>> BEGIN Supplied data

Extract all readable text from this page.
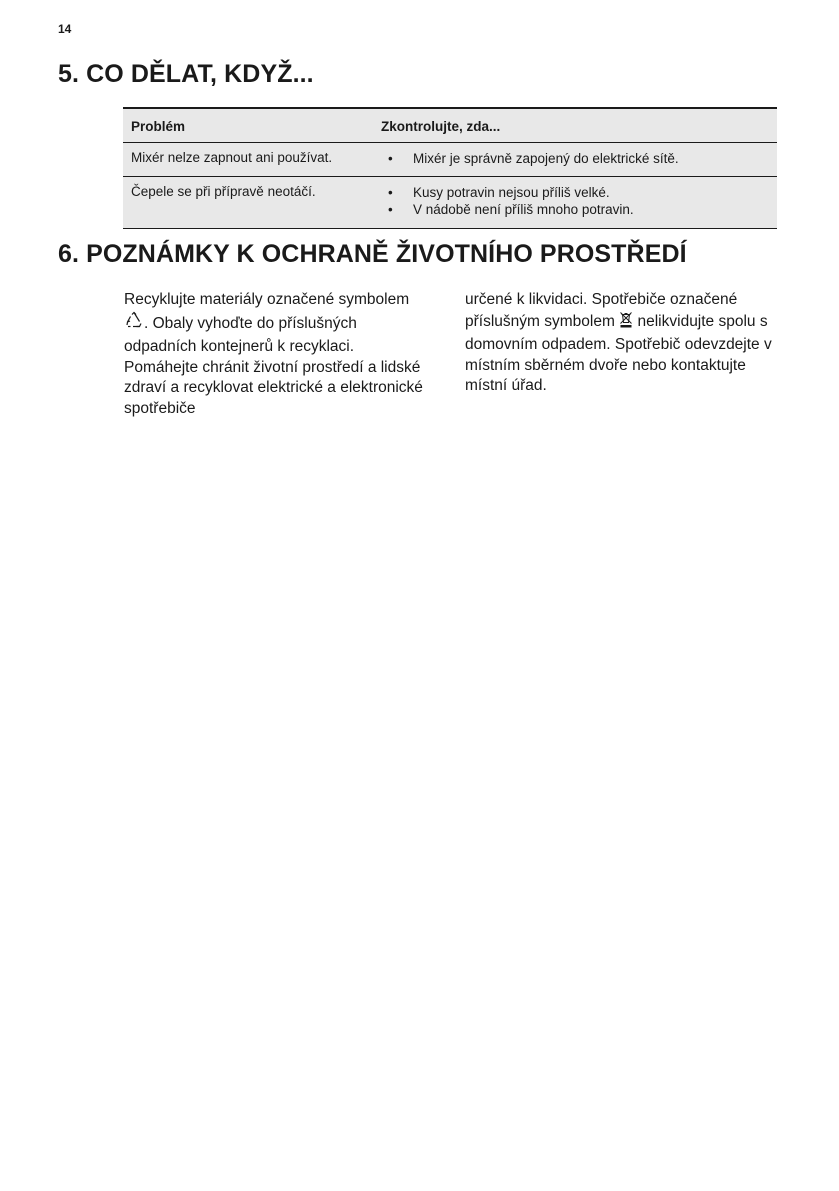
14
5. CO DĚLAT, KDYŽ...
Problém	Zkontrolujte, zda...
Mixér nelze zapnout ani používat.	• Mixér je správně zapojený do elektrické sítě.

Čepele se při přípravě neotáčí.	• Kusy potravin nejsou příliš velké.
• V nádobě není příliš mnoho potravin.
6. POZNÁMKY K OCHRANĚ ŽIVOTNÍHO PROSTŘEDÍ

Recyklujte materiály označené symbolem . Obaly vyhoďte do příslušných odpadních kontejnerů k recyklaci. Pomáhejte chránit životní prostředí a lidské zdraví a recyklovat elektrické a elektronické spotřebiče

určené k likvidaci. Spotřebiče označené příslušným symbolem nelikvidujte spolu s domovním odpadem. Spotřebič odevzdejte v místním sběrném dvoře nebo kontaktujte místní úřad.
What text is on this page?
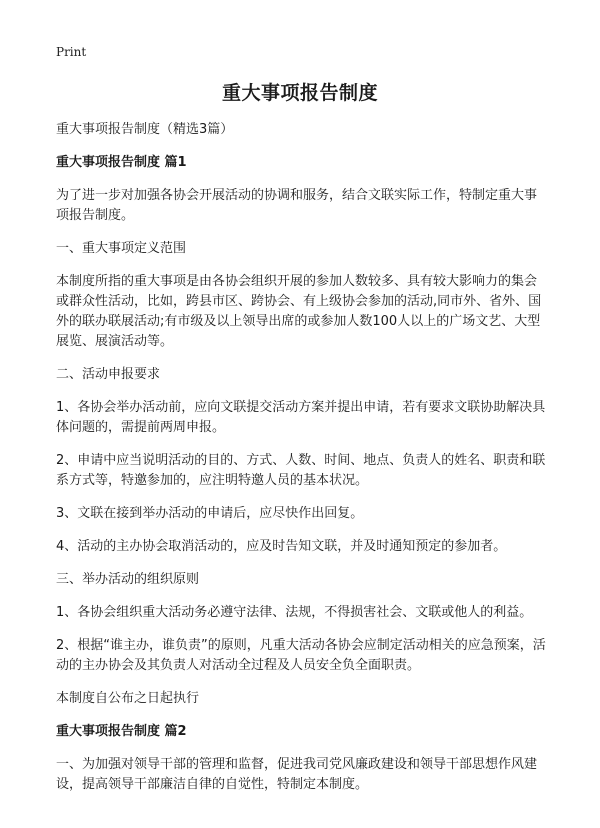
Print
重大事项报告制度

重大事项报告制度（精选3篇）

重大事项报告制度 篇1

为了进一步对加强各协会开展活动的协调和服务，结合文联实际工作，特制定重大事项报告制度。

一、重大事项定义范围

本制度所指的重大事项是由各协会组织开展的参加人数较多、具有较大影响力的集会或群众性活动，比如，跨县市区、跨协会、有上级协会参加的活动,同市外、省外、国外的联办联展活动;有市级及以上领导出席的或参加人数100人以上的广场文艺、大型展览、展演活动等。

二、活动申报要求

1、各协会举办活动前，应向文联提交活动方案并提出申请，若有要求文联协助解决具体问题的，需提前两周申报。

2、申请中应当说明活动的目的、方式、人数、时间、地点、负责人的姓名、职责和联系方式等，特邀参加的，应注明特邀人员的基本状况。

3、文联在接到举办活动的申请后，应尽快作出回复。

4、活动的主办协会取消活动的，应及时告知文联，并及时通知预定的参加者。

三、举办活动的组织原则

1、各协会组织重大活动务必遵守法律、法规，不得损害社会、文联或他人的利益。

2、根据“谁主办，谁负责”的原则，凡重大活动各协会应制定活动相关的应急预案，活动的主办协会及其负责人对活动全过程及人员安全负全面职责。

本制度自公布之日起执行

重大事项报告制度 篇2

一、为加强对领导干部的管理和监督，促进我司党风廉政建设和领导干部思想作风建设，提高领导干部廉洁自律的自觉性，特制定本制度。
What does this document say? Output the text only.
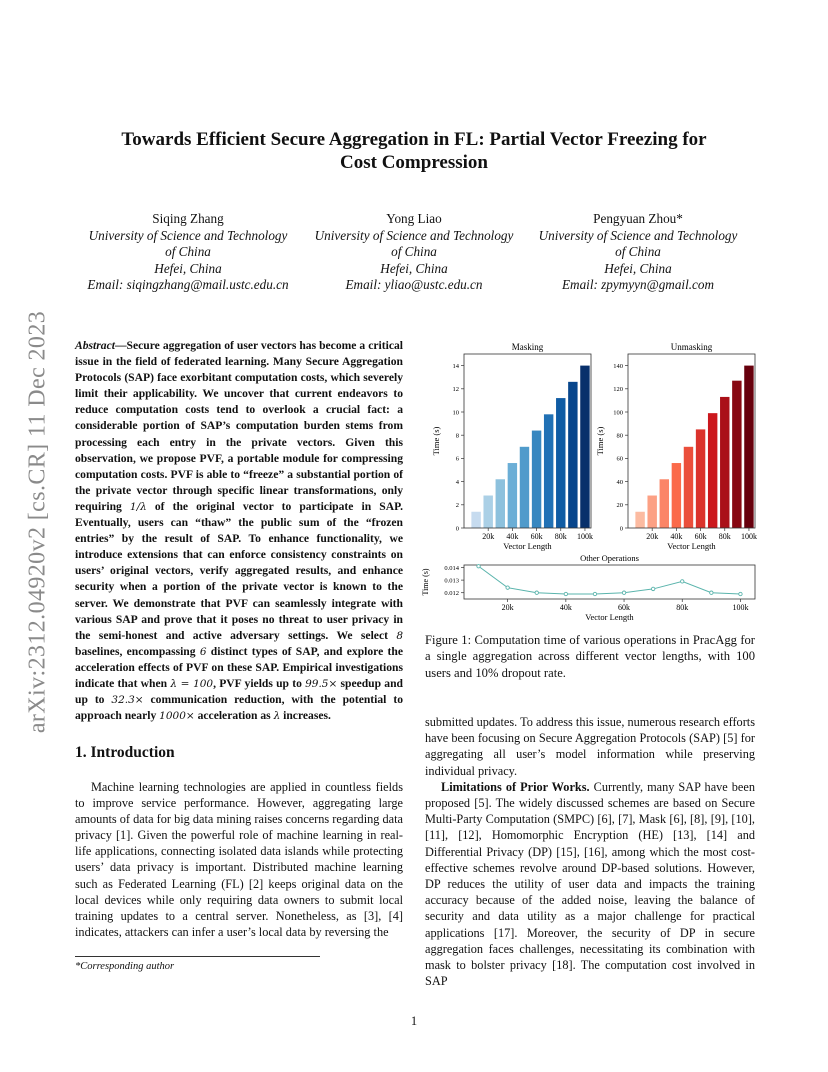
arXiv:2312.04920v2 [cs.CR] 11 Dec 2023
Towards Efficient Secure Aggregation in FL: Partial Vector Freezing for
Cost Compression
Siqing Zhang
University of Science and Technology
of China
Hefei, China
Email: siqingzhang@mail.ustc.edu.cn
Yong Liao
University of Science and Technology
of China
Hefei, China
Email: yliao@ustc.edu.cn
Pengyuan Zhou*
University of Science and Technology
of China
Hefei, China
Email: zpymyyn@gmail.com
Abstract—Secure aggregation of user vectors has become a critical issue in the field of federated learning. Many Secure Aggregation Protocols (SAP) face exorbitant computation costs, which severely limit their applicability. We uncover that current endeavors to reduce computation costs tend to overlook a crucial fact: a considerable portion of SAP’s computation burden stems from processing each entry in the private vectors. Given this observation, we propose PVF, a portable module for compressing computation costs. PVF is able to “freeze” a substantial portion of the private vector through specific linear transformations, only requiring 1/λ of the original vector to participate in SAP. Eventually, users can “thaw” the public sum of the “frozen entries” by the result of SAP. To enhance functionality, we introduce extensions that can enforce consistency constraints on users’ original vectors, verify aggregated results, and enhance security when a portion of the private vector is known to the server. We demonstrate that PVF can seamlessly integrate with various SAP and prove that it poses no threat to user privacy in the semi-honest and active adversary settings. We select 8 baselines, encompassing 6 distinct types of SAP, and explore the acceleration effects of PVF on these SAP. Empirical investigations indicate that when λ = 100, PVF yields up to 99.5× speedup and up to 32.3× communication reduction, with the potential to approach nearly 1000× acceleration as λ increases.
1. Introduction

Machine learning technologies are applied in countless fields to improve service performance. However, aggregating large amounts of data for big data mining raises concerns regarding data privacy [1]. Given the powerful role of machine learning in real-life applications, connecting isolated data islands while protecting users’ data privacy is important. Distributed machine learning such as Federated Learning (FL) [2] keeps original data on the local devices while only requiring data owners to submit local training updates to a central server. Nonetheless, as [3], [4] indicates, attackers can infer a user’s local data by reversing the

*Corresponding author
Masking
0
2
4
6
8
10
12
14
20k 40k 60k 80k 100k
Vector Length
Time (s)
Unmasking
0
20
40
60
80
100
120
140
20k 40k 60k 80k 100k
Vector Length
Time (s)
Other Operations
0.012
0.013
0.014
20k	40k	60k	80k	100k
Vector Length
Time (s)
Figure 1: Computation time of various operations in PracAgg for a single aggregation across different vector lengths, with 100 users and 10% dropout rate.

submitted updates. To address this issue, numerous research efforts have been focusing on Secure Aggregation Protocols (SAP) [5] for aggregating all user’s model information while preserving individual privacy.

Limitations of Prior Works. Currently, many SAP have been proposed [5]. The widely discussed schemes are based on Secure Multi-Party Computation (SMPC) [6], [7], Mask [6], [8], [9], [10], [11], [12], Homomorphic Encryption (HE) [13], [14] and Differential Privacy (DP) [15], [16], among which the most cost-effective schemes revolve around DP-based solutions. However, DP reduces the utility of user data and impacts the training accuracy because of the added noise, leaving the balance of security and data utility as a major challenge for practical applications [17]. Moreover, the security of DP in secure aggregation faces challenges, necessitating its combination with mask to bolster privacy [18]. The computation cost involved in SAP

1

>> END Supplied data

Goal -
Copy every entry exactly as written. Pictures are excluded.

Response to the exercise -
Extract all readable text from this page.
14
5. CO DĚLAT, KDYŽ...
Problém	Zkontrolujte, zda...
Mixér nelze zapnout ani používat.	• Mixér je správně zapojený do elektrické sítě.

Čepele se při přípravě neotáčí.	• Kusy potravin nejsou příliš velké.
• V nádobě není příliš mnoho potravin.
6. POZNÁMKY K OCHRANĚ ŽIVOTNÍHO PROSTŘEDÍ

Recyklujte materiály označené symbolem . Obaly vyhoďte do příslušných odpadních kontejnerů k recyklaci. Pomáhejte chránit životní prostředí a lidské zdraví a recyklovat elektrické a elektronické spotřebiče

určené k likvidaci. Spotřebiče označené příslušným symbolem nelikvidujte spolu s domovním odpadem. Spotřebič odevzdejte v místním sběrném dvoře nebo kontaktujte místní úřad.
What text is on this page?
Print
重大事项报告制度

重大事项报告制度（精选3篇）

重大事项报告制度 篇1

为了进一步对加强各协会开展活动的协调和服务，结合文联实际工作，特制定重大事项报告制度。

一、重大事项定义范围

本制度所指的重大事项是由各协会组织开展的参加人数较多、具有较大影响力的集会或群众性活动，比如，跨县市区、跨协会、有上级协会参加的活动,同市外、省外、国外的联办联展活动;有市级及以上领导出席的或参加人数100人以上的广场文艺、大型展览、展演活动等。

二、活动申报要求

1、各协会举办活动前，应向文联提交活动方案并提出申请，若有要求文联协助解决具体问题的，需提前两周申报。

2、申请中应当说明活动的目的、方式、人数、时间、地点、负责人的姓名、职责和联系方式等，特邀参加的，应注明特邀人员的基本状况。

3、文联在接到举办活动的申请后，应尽快作出回复。

4、活动的主办协会取消活动的，应及时告知文联，并及时通知预定的参加者。

三、举办活动的组织原则

1、各协会组织重大活动务必遵守法律、法规，不得损害社会、文联或他人的利益。

2、根据“谁主办，谁负责”的原则，凡重大活动各协会应制定活动相关的应急预案，活动的主办协会及其负责人对活动全过程及人员安全负全面职责。

本制度自公布之日起执行

重大事项报告制度 篇2

一、为加强对领导干部的管理和监督，促进我司党风廉政建设和领导干部思想作风建设，提高领导干部廉洁自律的自觉性，特制定本制度。
What does this document say? Output the text only.
arXiv:2312.04920v2 [cs.CR] 11 Dec 2023
Towards Efficient Secure Aggregation in FL: Partial Vector Freezing for
Cost Compression
Siqing Zhang
University of Science and Technology
of China
Hefei, China
Email: siqingzhang@mail.ustc.edu.cn
Yong Liao
University of Science and Technology
of China
Hefei, China
Email: yliao@ustc.edu.cn
Pengyuan Zhou*
University of Science and Technology
of China
Hefei, China
Email: zpymyyn@gmail.com
Abstract—Secure aggregation of user vectors has become a critical issue in the field of federated learning. Many Secure Aggregation Protocols (SAP) face exorbitant computation costs, which severely limit their applicability. We uncover that current endeavors to reduce computation costs tend to overlook a crucial fact: a considerable portion of SAP’s computation burden stems from processing each entry in the private vectors. Given this observation, we propose PVF, a portable module for compressing computation costs. PVF is able to “freeze” a substantial portion of the private vector through specific linear transformations, only requiring 1/λ of the original vector to participate in SAP. Eventually, users can “thaw” the public sum of the “frozen entries” by the result of SAP. To enhance functionality, we introduce extensions that can enforce consistency constraints on users’ original vectors, verify aggregated results, and enhance security when a portion of the private vector is known to the server. We demonstrate that PVF can seamlessly integrate with various SAP and prove that it poses no threat to user privacy in the semi-honest and active adversary settings. We select 8 baselines, encompassing 6 distinct types of SAP, and explore the acceleration effects of PVF on these SAP. Empirical investigations indicate that when λ = 100, PVF yields up to 99.5× speedup and up to 32.3× communication reduction, with the potential to approach nearly 1000× acceleration as λ increases.
1. Introduction

Machine learning technologies are applied in countless fields to improve service performance. However, aggregating large amounts of data for big data mining raises concerns regarding data privacy [1]. Given the powerful role of machine learning in real-life applications, connecting isolated data islands while protecting users’ data privacy is important. Distributed machine learning such as Federated Learning (FL) [2] keeps original data on the local devices while only requiring data owners to submit local training updates to a central server. Nonetheless, as [3], [4] indicates, attackers can infer a user’s local data by reversing the

*Corresponding author
Masking
0
2
4
6
8
10
12
14
20k 40k 60k 80k 100k
Vector Length
Time (s)
Unmasking
0
20
40
60
80
100
120
140
20k 40k 60k 80k 100k
Vector Length
Time (s)
Other Operations
0.012
0.013
0.014
20k	40k	60k	80k	100k
Vector Length
Time (s)
Figure 1: Computation time of various operations in PracAgg for a single aggregation across different vector lengths, with 100 users and 10% dropout rate.

submitted updates. To address this issue, numerous research efforts have been focusing on Secure Aggregation Protocols (SAP) [5] for aggregating all user’s model information while preserving individual privacy.

Limitations of Prior Works. Currently, many SAP have been proposed [5]. The widely discussed schemes are based on Secure Multi-Party Computation (SMPC) [6], [7], Mask [6], [8], [9], [10], [11], [12], Homomorphic Encryption (HE) [13], [14] and Differential Privacy (DP) [15], [16], among which the most cost-effective schemes revolve around DP-based solutions. However, DP reduces the utility of user data and impacts the training accuracy because of the added noise, leaving the balance of security and data utility as a major challenge for practical applications [17]. Moreover, the security of DP in secure aggregation faces challenges, necessitating its combination with mask to bolster privacy [18]. The computation cost involved in SAP

1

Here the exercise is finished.